Switch "highlighted" to "shaded" wherever it occurs in the entries, from the first line up to and including the line with "callout: Modes Button bbox=[198, 1188, 761, 1261]". Give those lines back with nothing else changed.

- - - -

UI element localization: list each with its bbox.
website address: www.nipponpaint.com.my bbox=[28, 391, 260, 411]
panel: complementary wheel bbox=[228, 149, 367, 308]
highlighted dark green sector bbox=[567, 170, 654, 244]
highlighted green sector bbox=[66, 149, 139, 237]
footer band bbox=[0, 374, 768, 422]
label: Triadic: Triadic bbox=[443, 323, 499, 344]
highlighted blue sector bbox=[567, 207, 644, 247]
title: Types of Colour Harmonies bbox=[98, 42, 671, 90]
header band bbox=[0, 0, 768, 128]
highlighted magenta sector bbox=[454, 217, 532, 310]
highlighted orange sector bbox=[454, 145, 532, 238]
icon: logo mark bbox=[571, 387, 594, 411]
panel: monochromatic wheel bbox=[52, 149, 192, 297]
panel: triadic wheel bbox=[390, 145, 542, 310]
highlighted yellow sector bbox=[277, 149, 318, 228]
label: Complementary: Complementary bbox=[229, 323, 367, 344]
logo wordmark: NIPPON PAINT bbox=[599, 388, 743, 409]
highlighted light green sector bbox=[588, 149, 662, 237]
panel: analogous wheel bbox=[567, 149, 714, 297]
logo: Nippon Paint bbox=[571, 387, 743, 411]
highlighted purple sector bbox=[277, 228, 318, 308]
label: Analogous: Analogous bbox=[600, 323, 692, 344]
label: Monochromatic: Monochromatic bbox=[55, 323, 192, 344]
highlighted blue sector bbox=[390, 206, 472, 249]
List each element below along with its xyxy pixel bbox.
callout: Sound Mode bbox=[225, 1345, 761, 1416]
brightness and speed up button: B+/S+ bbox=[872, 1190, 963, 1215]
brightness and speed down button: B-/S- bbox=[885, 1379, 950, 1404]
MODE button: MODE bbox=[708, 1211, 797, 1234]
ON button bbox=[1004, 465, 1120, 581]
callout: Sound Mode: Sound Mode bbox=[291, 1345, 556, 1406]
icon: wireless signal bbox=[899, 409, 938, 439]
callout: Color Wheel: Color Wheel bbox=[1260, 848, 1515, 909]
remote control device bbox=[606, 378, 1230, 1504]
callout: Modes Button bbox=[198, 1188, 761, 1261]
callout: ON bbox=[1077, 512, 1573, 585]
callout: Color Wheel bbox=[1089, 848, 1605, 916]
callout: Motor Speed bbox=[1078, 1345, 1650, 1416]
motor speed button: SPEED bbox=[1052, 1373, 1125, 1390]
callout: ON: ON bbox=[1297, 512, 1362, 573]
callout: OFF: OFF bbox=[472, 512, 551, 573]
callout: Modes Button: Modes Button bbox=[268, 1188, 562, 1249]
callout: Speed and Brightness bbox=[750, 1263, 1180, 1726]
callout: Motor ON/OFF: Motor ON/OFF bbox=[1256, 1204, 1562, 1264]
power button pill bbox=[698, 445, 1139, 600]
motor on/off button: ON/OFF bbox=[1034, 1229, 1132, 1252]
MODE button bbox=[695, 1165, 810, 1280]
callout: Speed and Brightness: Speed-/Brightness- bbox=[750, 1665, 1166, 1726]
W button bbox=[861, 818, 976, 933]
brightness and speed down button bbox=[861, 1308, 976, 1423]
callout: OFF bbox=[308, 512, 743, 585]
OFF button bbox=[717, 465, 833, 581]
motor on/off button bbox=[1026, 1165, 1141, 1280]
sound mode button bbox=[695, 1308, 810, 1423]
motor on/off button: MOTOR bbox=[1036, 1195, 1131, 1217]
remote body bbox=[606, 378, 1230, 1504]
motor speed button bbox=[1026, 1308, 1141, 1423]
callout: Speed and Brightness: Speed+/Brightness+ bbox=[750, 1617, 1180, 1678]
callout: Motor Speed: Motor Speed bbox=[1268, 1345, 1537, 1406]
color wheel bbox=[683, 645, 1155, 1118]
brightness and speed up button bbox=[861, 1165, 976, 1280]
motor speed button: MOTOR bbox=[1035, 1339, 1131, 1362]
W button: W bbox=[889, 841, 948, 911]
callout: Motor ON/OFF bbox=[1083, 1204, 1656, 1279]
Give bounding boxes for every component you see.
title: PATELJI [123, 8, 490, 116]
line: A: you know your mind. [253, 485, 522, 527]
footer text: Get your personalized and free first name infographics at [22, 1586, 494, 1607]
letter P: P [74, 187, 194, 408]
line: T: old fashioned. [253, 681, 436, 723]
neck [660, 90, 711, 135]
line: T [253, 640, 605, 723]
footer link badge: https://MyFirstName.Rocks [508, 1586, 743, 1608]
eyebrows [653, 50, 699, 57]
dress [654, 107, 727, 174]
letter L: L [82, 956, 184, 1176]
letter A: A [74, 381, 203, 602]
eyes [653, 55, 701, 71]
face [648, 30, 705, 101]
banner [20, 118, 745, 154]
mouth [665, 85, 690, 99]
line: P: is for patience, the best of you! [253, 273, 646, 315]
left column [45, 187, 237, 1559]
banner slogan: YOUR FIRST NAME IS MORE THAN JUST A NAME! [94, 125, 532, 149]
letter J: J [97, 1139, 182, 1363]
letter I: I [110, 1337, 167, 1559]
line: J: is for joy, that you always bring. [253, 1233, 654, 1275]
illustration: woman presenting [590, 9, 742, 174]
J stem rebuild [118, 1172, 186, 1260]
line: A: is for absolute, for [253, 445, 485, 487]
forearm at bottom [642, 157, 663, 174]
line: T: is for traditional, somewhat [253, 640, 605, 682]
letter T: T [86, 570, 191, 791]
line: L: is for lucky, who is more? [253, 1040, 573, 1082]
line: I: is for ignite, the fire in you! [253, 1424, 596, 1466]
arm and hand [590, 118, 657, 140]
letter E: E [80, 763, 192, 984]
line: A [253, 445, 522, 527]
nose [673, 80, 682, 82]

- - - -

• ANSWER BELOW:
UI element localization: list each with its bbox.
website address: www.nipponpaint.com.my bbox=[28, 391, 260, 411]
panel: complementary wheel bbox=[228, 149, 367, 308]
shaded dark green sector bbox=[567, 170, 654, 244]
shaded green sector bbox=[66, 149, 139, 237]
footer band bbox=[0, 374, 768, 422]
label: Triadic: Triadic bbox=[443, 323, 499, 344]
shaded blue sector bbox=[567, 207, 644, 247]
title: Types of Colour Harmonies bbox=[98, 42, 671, 90]
header band bbox=[0, 0, 768, 128]
shaded magenta sector bbox=[454, 217, 532, 310]
shaded orange sector bbox=[454, 145, 532, 238]
icon: logo mark bbox=[571, 387, 594, 411]
panel: monochromatic wheel bbox=[52, 149, 192, 297]
panel: triadic wheel bbox=[390, 145, 542, 310]
shaded yellow sector bbox=[277, 149, 318, 228]
label: Complementary: Complementary bbox=[229, 323, 367, 344]
logo wordmark: NIPPON PAINT bbox=[599, 388, 743, 409]
shaded light green sector bbox=[588, 149, 662, 237]
panel: analogous wheel bbox=[567, 149, 714, 297]
logo: Nippon Paint bbox=[571, 387, 743, 411]
shaded purple sector bbox=[277, 228, 318, 308]
label: Analogous: Analogous bbox=[600, 323, 692, 344]
label: Monochromatic: Monochromatic bbox=[55, 323, 192, 344]
shaded blue sector bbox=[390, 206, 472, 249]
List each element below along with its xyxy pixel bbox.
callout: Sound Mode bbox=[225, 1345, 761, 1416]
brightness and speed up button: B+/S+ bbox=[872, 1190, 963, 1215]
brightness and speed down button: B-/S- bbox=[885, 1379, 950, 1404]
MODE button: MODE bbox=[708, 1211, 797, 1234]
ON button bbox=[1004, 465, 1120, 581]
callout: Sound Mode: Sound Mode bbox=[291, 1345, 556, 1406]
icon: wireless signal bbox=[899, 409, 938, 439]
callout: Color Wheel: Color Wheel bbox=[1260, 848, 1515, 909]
remote control device bbox=[606, 378, 1230, 1504]
callout: Modes Button bbox=[198, 1188, 761, 1261]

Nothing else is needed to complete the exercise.